OBJECTIVE ->
Only the lines holding the string "MIUI" are needed. Copy each one.

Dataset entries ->
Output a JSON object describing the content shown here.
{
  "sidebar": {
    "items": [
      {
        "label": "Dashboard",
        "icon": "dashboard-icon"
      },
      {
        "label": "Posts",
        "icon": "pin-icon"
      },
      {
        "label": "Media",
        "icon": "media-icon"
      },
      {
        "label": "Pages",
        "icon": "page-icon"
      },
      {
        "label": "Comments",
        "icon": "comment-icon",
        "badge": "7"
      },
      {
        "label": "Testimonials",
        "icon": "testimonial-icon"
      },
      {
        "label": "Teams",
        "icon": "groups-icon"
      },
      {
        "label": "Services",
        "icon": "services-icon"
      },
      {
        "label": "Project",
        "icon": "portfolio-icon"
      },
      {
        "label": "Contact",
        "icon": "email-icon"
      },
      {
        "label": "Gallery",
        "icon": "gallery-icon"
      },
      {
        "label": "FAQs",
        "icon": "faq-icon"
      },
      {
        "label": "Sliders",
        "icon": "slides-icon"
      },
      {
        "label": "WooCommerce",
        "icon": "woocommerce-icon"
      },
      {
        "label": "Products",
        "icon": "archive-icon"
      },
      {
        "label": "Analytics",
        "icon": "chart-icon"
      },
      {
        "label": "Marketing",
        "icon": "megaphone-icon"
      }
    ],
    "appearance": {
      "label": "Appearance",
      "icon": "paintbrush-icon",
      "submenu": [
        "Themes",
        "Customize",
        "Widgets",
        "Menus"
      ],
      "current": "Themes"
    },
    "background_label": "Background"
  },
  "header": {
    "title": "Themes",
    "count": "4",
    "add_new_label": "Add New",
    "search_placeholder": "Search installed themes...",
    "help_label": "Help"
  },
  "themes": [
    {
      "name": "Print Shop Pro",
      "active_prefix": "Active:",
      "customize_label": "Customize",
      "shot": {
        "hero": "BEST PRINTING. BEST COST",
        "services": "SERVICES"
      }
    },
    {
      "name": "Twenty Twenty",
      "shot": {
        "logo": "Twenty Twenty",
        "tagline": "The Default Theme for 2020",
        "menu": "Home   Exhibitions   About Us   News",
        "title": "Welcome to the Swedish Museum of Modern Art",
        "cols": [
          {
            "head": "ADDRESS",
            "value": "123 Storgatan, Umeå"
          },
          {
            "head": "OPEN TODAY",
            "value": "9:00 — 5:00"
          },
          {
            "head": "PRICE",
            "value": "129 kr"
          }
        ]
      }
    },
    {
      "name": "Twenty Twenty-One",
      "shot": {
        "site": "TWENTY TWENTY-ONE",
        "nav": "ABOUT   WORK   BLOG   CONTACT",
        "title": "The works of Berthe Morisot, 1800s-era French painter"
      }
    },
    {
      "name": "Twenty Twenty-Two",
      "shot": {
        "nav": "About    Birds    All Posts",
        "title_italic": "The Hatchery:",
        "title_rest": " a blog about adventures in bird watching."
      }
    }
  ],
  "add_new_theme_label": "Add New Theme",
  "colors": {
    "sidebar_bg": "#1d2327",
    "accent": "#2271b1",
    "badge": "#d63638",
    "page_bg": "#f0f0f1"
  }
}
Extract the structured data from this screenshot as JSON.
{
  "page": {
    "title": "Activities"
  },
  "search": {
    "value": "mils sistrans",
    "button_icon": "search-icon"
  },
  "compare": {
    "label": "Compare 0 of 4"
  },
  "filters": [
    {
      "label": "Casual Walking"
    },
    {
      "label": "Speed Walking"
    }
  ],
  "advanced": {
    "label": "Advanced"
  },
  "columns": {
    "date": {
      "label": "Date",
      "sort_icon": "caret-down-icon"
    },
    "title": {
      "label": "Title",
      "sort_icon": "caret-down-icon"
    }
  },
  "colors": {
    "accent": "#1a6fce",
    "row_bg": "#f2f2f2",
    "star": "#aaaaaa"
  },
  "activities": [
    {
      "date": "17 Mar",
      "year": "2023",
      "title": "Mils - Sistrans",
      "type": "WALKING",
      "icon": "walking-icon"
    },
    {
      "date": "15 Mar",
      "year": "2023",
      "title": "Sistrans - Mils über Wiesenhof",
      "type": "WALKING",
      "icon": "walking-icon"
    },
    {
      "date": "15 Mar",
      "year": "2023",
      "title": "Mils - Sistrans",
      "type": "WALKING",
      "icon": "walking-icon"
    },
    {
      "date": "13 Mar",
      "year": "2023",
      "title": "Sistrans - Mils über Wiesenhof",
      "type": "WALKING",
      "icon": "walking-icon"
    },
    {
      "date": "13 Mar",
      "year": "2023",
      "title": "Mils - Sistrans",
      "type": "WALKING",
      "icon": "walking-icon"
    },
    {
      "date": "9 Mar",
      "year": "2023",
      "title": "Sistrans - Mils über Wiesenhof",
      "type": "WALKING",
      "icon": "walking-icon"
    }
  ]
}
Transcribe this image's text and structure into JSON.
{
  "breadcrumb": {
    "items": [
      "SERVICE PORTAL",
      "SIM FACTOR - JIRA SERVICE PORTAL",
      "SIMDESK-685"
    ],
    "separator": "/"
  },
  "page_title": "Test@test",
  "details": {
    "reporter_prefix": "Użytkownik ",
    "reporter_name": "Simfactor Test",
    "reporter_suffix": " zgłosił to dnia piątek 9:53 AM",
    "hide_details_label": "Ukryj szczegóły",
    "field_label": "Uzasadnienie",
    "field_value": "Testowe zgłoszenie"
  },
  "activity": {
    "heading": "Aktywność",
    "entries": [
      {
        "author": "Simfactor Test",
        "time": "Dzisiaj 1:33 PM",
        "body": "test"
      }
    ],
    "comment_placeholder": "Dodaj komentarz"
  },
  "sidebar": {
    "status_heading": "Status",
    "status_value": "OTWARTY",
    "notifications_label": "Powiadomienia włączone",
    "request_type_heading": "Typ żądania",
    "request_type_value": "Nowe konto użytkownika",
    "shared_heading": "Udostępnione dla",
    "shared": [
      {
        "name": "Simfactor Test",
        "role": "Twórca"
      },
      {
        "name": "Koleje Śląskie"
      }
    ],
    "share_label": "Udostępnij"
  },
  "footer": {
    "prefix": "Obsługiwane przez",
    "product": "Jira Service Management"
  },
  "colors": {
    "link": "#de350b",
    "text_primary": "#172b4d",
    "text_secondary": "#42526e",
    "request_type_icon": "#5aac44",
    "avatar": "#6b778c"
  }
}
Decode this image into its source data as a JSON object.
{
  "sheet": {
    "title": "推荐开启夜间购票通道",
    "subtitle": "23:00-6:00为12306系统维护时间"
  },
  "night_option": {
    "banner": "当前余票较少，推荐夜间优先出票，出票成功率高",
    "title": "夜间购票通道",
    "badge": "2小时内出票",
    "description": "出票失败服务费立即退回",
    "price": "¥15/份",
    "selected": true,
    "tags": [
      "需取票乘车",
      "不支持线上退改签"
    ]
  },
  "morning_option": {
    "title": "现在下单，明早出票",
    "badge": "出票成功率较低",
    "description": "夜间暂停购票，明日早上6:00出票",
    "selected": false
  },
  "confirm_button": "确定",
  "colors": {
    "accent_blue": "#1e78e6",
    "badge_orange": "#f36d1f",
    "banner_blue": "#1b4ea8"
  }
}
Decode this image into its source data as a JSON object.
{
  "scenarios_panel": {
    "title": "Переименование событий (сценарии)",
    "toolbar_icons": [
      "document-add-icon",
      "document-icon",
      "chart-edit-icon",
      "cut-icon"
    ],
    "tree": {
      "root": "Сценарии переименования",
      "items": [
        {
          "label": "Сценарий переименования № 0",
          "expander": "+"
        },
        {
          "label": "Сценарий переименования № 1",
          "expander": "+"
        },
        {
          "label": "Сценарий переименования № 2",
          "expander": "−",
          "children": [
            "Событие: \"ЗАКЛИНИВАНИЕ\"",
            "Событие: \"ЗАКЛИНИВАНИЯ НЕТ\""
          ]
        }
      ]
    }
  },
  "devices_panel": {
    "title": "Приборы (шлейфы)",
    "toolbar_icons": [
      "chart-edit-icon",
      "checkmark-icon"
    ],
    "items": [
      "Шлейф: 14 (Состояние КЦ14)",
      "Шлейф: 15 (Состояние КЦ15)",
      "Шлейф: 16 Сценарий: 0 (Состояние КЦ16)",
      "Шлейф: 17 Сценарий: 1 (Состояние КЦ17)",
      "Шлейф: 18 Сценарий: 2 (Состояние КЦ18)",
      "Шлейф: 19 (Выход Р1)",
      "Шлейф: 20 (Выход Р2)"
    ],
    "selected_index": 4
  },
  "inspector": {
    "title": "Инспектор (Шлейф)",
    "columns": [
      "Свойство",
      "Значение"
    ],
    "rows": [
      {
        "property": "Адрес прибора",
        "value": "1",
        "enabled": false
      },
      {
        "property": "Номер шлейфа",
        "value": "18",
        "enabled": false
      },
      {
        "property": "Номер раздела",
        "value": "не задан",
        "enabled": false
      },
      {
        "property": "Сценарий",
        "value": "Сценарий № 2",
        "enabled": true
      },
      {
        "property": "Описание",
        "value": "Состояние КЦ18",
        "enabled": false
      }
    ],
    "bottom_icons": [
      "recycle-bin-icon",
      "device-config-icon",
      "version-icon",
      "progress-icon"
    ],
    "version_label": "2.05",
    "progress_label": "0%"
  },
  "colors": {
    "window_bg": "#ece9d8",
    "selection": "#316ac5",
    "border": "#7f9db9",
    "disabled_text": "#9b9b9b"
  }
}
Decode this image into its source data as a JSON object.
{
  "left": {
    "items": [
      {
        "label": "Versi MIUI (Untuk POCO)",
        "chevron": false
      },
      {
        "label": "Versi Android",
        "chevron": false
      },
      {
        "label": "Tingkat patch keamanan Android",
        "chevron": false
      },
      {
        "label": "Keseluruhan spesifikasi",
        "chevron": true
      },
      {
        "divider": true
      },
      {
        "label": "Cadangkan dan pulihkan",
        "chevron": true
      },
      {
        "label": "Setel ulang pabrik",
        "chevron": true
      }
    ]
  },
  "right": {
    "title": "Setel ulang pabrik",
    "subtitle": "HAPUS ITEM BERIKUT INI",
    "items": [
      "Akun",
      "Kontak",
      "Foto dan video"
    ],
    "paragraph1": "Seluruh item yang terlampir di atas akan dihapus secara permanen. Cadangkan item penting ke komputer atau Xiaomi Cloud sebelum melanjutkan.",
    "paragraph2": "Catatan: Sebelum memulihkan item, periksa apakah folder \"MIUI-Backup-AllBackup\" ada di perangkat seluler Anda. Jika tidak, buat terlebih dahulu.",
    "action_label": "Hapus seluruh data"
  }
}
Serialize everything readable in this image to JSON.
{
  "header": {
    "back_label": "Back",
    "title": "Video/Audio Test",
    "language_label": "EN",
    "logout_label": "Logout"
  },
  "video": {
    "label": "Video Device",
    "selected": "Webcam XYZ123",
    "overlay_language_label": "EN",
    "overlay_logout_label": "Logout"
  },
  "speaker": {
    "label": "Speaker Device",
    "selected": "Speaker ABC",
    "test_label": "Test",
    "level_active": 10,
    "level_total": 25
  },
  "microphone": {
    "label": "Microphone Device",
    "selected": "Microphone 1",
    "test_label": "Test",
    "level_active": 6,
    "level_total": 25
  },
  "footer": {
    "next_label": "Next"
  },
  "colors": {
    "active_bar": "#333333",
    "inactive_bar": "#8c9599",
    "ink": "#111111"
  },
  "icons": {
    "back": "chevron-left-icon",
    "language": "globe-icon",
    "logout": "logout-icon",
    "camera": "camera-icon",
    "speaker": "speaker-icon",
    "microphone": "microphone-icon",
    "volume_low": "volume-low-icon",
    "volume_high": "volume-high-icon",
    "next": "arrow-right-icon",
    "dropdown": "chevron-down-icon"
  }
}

EXPECTED OUTPUT ->
        "label": "Versi MIUI (Untuk POCO)",
    "paragraph2": "Catatan: Sebelum memulihkan item, periksa apakah folder \"MIUI-Backup-AllBackup\" ada di perangkat seluler Anda. Jika tidak, buat terlebih dahulu.",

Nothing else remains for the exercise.